◆ Description of the task:
Can you edit the material below so that every "Deactivated user" becomes "Inactive user", with everything else left unchanged?

◆ Provided data:
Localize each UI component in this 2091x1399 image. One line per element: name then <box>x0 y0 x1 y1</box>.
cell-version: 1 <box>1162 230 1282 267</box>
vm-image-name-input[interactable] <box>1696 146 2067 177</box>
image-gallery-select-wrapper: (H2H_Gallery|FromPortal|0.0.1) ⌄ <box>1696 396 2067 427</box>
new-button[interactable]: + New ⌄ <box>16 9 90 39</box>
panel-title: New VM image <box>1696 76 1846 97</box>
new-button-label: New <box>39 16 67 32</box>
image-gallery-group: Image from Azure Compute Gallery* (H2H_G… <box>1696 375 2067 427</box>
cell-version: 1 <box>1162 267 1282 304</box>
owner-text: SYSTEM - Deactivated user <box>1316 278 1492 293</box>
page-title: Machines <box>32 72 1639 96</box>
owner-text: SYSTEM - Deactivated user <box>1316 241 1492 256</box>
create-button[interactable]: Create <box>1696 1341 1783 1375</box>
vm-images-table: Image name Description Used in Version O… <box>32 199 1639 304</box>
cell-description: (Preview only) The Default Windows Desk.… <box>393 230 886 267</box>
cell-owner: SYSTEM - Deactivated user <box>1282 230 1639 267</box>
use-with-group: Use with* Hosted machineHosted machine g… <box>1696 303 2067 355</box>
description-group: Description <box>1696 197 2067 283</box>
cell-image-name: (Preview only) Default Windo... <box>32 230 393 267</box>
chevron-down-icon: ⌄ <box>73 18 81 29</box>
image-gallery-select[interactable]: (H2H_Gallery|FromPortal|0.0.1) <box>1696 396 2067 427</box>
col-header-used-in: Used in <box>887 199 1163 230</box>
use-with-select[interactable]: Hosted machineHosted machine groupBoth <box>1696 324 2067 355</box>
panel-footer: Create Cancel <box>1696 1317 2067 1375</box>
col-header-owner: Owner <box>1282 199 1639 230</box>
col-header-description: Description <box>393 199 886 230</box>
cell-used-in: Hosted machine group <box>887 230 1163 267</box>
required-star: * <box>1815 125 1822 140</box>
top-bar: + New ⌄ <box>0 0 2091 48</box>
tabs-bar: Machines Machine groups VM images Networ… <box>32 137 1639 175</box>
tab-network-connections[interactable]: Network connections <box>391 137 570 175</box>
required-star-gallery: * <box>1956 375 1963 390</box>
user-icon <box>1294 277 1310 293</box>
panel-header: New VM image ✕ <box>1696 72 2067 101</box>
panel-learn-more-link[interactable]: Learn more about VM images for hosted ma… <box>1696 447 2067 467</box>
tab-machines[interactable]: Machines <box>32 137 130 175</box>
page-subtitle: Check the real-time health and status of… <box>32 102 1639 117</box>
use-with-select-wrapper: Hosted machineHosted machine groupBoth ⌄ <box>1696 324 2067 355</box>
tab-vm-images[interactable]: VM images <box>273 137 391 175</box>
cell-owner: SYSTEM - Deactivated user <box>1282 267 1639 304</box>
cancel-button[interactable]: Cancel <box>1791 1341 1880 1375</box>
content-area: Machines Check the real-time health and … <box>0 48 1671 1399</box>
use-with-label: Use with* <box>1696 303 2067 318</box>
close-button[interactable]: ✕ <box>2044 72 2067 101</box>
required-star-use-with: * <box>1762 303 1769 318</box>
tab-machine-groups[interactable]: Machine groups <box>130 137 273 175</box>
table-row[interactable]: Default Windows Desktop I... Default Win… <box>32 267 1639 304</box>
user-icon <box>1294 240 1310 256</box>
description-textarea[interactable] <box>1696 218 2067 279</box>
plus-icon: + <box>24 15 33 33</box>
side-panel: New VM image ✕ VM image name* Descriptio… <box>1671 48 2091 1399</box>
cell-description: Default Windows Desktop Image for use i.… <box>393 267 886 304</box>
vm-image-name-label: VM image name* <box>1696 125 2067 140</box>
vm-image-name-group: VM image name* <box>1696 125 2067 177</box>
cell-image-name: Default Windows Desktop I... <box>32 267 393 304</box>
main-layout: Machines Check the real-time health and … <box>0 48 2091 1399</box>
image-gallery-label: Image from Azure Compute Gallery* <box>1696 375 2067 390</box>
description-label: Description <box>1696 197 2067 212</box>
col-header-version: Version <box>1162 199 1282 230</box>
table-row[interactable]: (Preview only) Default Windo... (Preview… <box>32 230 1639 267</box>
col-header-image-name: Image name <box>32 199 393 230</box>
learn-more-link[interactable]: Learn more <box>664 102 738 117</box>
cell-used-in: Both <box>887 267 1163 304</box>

◆ Written answer:
Localize each UI component in this 2091x1399 image. One line per element: name then <box>x0 y0 x1 y1</box>.
cell-version: 1 <box>1162 230 1282 267</box>
vm-image-name-input[interactable] <box>1696 146 2067 177</box>
image-gallery-select-wrapper: (H2H_Gallery|FromPortal|0.0.1) ⌄ <box>1696 396 2067 427</box>
new-button[interactable]: + New ⌄ <box>16 9 90 39</box>
panel-title: New VM image <box>1696 76 1846 97</box>
new-button-label: New <box>39 16 67 32</box>
image-gallery-group: Image from Azure Compute Gallery* (H2H_G… <box>1696 375 2067 427</box>
cell-version: 1 <box>1162 267 1282 304</box>
owner-text: SYSTEM - Inactive user <box>1316 278 1492 293</box>
page-title: Machines <box>32 72 1639 96</box>
owner-text: SYSTEM - Inactive user <box>1316 241 1492 256</box>
create-button[interactable]: Create <box>1696 1341 1783 1375</box>
vm-images-table: Image name Description Used in Version O… <box>32 199 1639 304</box>
cell-description: (Preview only) The Default Windows Desk.… <box>393 230 886 267</box>
cell-owner: SYSTEM - Inactive user <box>1282 230 1639 267</box>
use-with-group: Use with* Hosted machineHosted machine g… <box>1696 303 2067 355</box>
description-group: Description <box>1696 197 2067 283</box>
cell-image-name: (Preview only) Default Windo... <box>32 230 393 267</box>
chevron-down-icon: ⌄ <box>73 18 81 29</box>
image-gallery-select[interactable]: (H2H_Gallery|FromPortal|0.0.1) <box>1696 396 2067 427</box>
col-header-used-in: Used in <box>887 199 1163 230</box>
use-with-select[interactable]: Hosted machineHosted machine groupBoth <box>1696 324 2067 355</box>
panel-footer: Create Cancel <box>1696 1317 2067 1375</box>
col-header-owner: Owner <box>1282 199 1639 230</box>
col-header-description: Description <box>393 199 886 230</box>
cell-used-in: Hosted machine group <box>887 230 1163 267</box>
required-star: * <box>1815 125 1822 140</box>
top-bar: + New ⌄ <box>0 0 2091 48</box>
tabs-bar: Machines Machine groups VM images Networ… <box>32 137 1639 175</box>
tab-network-connections[interactable]: Network connections <box>391 137 570 175</box>
required-star-gallery: * <box>1956 375 1963 390</box>
user-icon <box>1294 277 1310 293</box>
panel-header: New VM image ✕ <box>1696 72 2067 101</box>
panel-learn-more-link[interactable]: Learn more about VM images for hosted ma… <box>1696 447 2067 467</box>
tab-machines[interactable]: Machines <box>32 137 130 175</box>
page-subtitle: Check the real-time health and status of… <box>32 102 1639 117</box>
use-with-select-wrapper: Hosted machineHosted machine groupBoth ⌄ <box>1696 324 2067 355</box>
tab-vm-images[interactable]: VM images <box>273 137 391 175</box>
cell-owner: SYSTEM - Inactive user <box>1282 267 1639 304</box>
cancel-button[interactable]: Cancel <box>1791 1341 1880 1375</box>
content-area: Machines Check the real-time health and … <box>0 48 1671 1399</box>
use-with-label: Use with* <box>1696 303 2067 318</box>
close-button[interactable]: ✕ <box>2044 72 2067 101</box>
required-star-use-with: * <box>1762 303 1769 318</box>
tab-machine-groups[interactable]: Machine groups <box>130 137 273 175</box>
table-row[interactable]: Default Windows Desktop I... Default Win… <box>32 267 1639 304</box>
user-icon <box>1294 240 1310 256</box>
description-textarea[interactable] <box>1696 218 2067 279</box>
plus-icon: + <box>24 15 33 33</box>
side-panel: New VM image ✕ VM image name* Descriptio… <box>1671 48 2091 1399</box>
cell-description: Default Windows Desktop Image for use i.… <box>393 267 886 304</box>
vm-image-name-label: VM image name* <box>1696 125 2067 140</box>
vm-image-name-group: VM image name* <box>1696 125 2067 177</box>
cell-image-name: Default Windows Desktop I... <box>32 267 393 304</box>
main-layout: Machines Check the real-time health and … <box>0 48 2091 1399</box>
image-gallery-label: Image from Azure Compute Gallery* <box>1696 375 2067 390</box>
description-label: Description <box>1696 197 2067 212</box>
col-header-version: Version <box>1162 199 1282 230</box>
table-row[interactable]: (Preview only) Default Windo... (Preview… <box>32 230 1639 267</box>
col-header-image-name: Image name <box>32 199 393 230</box>
learn-more-link[interactable]: Learn more <box>664 102 738 117</box>
cell-used-in: Both <box>887 267 1163 304</box>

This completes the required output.